STUDY TEXT Block Start

From public services to market services

21 Apr

Richard Hatcher looks at the forthcoming government white paper.
In the next few weeks the government is publishing a new White Paper on public services. In February David Cameron wrote an article in the Sunday Telegraph signalling its purpose.

‘We will create a new presumption – backed up by new rights for public service users and a new system of independent adjudication – that public services should be open to a range of providers competing to offer a better service. […] This is a transformation: instead of having to justify why it makes sense to introduce competition in some public services – as we are now doing with schools and in the NHS – the state will have to justify why it should ever operate a monopoly.’ (S. Tel. 20 February)

In other words, the whole of the public sector, apart from a few exceptions – Cameron cites the judiciary and ‘national security‘ – will be available for privatisation. The thinking behind this is spelled out in a report called How to shift power from Whitehall to public service customers published last year by three senior partners at KPMG.1 In February this year, the same month as his Sunday Telegraph article was published, David Cameron appointed one of the authors, Paul Kirby, as the government’s head of policy development.

The KPMG report draws a negative balance-sheet of Labour’s reforms. ‘Public service reform has not been radical – the underlying structure and culture of public service professions, institutions and management has not been fundamentally challenged.’ (p1). The fundamental issue now is not cuts, it is privatisation.

‘The presenting issue is about levels of spending, but the real issues are about shifting control from providers to their customers and from bureaucrats to enterprising professionals. This is the only way we can enable people get what they need from public services, albeit for less.’ (p1).

Marketisation hasn’t gone nearly far enough, because there isn’t enough competition.

‘Recent UK reform has tried to ‘marketise’ much of the public sector – creating buyers and sellers, transacting around defined services for annual funding. This includes: competition in the health service; money following the pupil, student and patient; a mixed economy of providers in social care; competitive tendering in blue collar and support services; transfers of social housing to new landlords; creation of executive agencies in the Civil Service; £10bn of services bought from the third sector; creation of PFI and other asset based PPPs. But these reforms have a more limited impact than many hoped (and some feared). The reality is that the ongoing income of the majority of providers has been guaranteed, even if their status has changed (to foundation trust, academy, RSL, outsourced care service, etc).
Public sector funding is far too sticky – once providers have funding, in reality they tend to keep it and have it increased every year.’ (p5).

The solution is almost total freedom for providers and payment by results (PBR).

(ii) Payment by results should be implemented across the public sector without exception – where it exists already, it should be made more forceful and sophisticated, where it does not exist, it should be introduced with very limited transitional periods.
(iii) Public service providers (whether public, private or voluntary sector) should be given almost total freedom to respond effectively to their customers and the PBR regime… (p1).

The government’s job is to rapidly construct this new free market in ‘public’ services. This requires new demand-side consumer control of funding, and new supply-side rights for providers.

STUDY TEXT Block End

__WORK INSTRUCTIONS__.
Answer these questions from the article on the public services White Paper:
1. Which two exceptions does Cameron cite for the parts of the public sector that would not be open to privatisation?
2. Whom did David Cameron appoint as the government's head of policy development?
3. According to the KPMG report, what value of services was bought from the third sector?
The records have no connection to the article above.

DATA EXTRACT Block Start

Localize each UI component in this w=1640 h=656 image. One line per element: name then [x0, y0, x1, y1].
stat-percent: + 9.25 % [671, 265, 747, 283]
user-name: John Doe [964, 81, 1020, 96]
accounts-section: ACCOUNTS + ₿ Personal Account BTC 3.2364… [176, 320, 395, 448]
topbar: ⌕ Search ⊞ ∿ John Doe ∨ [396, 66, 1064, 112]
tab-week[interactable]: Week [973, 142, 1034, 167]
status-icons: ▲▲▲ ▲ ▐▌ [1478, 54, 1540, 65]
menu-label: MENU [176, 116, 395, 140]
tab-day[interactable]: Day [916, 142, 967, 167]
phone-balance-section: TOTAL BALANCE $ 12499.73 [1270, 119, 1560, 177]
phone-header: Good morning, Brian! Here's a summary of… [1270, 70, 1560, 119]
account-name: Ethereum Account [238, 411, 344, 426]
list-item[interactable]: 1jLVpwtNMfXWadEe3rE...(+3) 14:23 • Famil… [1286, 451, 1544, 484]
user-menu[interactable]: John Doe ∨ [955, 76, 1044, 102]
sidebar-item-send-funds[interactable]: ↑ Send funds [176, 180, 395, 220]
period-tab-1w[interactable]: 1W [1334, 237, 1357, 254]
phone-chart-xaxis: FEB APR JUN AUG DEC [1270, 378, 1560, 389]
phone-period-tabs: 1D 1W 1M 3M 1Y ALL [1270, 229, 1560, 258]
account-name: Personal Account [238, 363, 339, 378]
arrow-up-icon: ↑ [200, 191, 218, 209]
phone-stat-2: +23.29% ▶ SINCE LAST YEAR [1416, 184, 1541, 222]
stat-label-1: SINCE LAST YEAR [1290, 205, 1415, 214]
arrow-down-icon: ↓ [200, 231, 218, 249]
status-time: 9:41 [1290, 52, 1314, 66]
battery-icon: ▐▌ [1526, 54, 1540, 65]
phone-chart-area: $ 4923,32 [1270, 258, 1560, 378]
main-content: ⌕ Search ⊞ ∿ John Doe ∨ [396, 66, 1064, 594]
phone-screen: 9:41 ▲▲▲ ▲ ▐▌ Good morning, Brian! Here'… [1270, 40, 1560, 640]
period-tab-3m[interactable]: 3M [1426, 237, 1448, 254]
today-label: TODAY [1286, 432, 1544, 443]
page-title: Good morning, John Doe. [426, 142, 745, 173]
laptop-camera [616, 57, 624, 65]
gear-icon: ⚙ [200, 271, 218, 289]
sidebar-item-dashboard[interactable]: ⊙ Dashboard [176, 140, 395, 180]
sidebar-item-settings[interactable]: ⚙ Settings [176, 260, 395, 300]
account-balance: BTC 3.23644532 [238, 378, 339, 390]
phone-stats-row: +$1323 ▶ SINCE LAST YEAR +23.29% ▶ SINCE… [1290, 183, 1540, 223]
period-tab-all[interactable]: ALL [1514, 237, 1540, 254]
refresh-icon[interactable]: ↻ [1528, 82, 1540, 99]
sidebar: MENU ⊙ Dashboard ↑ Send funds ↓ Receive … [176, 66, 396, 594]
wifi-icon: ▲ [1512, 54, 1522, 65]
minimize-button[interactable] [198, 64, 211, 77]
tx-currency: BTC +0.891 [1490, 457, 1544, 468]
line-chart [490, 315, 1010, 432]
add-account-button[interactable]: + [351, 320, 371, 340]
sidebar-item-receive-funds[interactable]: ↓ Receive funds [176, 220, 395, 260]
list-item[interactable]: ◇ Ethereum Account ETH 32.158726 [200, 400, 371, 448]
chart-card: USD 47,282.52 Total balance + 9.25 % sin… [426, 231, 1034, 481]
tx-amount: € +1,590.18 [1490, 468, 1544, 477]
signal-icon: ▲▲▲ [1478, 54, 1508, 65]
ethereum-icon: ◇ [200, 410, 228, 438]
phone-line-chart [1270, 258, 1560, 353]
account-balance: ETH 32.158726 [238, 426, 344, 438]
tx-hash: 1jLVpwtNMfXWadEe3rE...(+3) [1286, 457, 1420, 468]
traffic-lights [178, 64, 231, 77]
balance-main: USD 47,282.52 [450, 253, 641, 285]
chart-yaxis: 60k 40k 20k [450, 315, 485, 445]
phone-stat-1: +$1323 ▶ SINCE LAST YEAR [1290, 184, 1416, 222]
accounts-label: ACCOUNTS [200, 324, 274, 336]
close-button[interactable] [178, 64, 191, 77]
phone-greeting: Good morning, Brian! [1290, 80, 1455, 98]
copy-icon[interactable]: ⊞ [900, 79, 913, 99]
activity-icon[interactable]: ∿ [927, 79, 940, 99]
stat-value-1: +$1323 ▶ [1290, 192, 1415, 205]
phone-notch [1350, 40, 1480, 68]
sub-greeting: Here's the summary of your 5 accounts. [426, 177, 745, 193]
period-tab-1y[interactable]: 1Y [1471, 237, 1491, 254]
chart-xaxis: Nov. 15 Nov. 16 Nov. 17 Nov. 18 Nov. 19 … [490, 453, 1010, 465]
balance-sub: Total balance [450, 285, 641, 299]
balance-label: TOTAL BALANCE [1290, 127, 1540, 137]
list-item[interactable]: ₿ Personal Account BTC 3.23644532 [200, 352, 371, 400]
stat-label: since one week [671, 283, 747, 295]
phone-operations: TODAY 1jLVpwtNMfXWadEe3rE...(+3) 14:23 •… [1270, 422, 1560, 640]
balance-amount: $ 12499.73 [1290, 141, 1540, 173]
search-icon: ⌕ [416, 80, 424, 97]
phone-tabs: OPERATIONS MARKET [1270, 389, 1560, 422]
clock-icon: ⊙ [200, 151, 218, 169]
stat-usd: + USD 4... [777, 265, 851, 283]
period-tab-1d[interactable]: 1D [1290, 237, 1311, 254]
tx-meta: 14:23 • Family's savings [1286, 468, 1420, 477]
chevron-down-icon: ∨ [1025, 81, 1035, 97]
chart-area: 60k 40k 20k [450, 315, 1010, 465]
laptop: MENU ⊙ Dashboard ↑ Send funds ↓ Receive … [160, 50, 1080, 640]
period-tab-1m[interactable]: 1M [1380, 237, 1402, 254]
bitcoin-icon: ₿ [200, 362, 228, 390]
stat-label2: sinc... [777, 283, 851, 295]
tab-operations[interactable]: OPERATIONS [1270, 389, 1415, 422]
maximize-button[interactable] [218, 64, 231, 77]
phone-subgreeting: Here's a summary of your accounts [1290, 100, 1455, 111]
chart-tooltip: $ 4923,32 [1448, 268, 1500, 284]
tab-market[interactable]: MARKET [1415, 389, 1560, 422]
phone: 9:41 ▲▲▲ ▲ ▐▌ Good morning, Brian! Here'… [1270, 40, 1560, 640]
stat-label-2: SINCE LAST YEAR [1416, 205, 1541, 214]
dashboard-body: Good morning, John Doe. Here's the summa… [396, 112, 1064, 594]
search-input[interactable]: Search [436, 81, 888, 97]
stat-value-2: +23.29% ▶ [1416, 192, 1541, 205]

DATA EXTRACT Block End

__ANSWER AREA__.
1. The judiciary and national security.
2. Paul Kirby.
3. £10bn.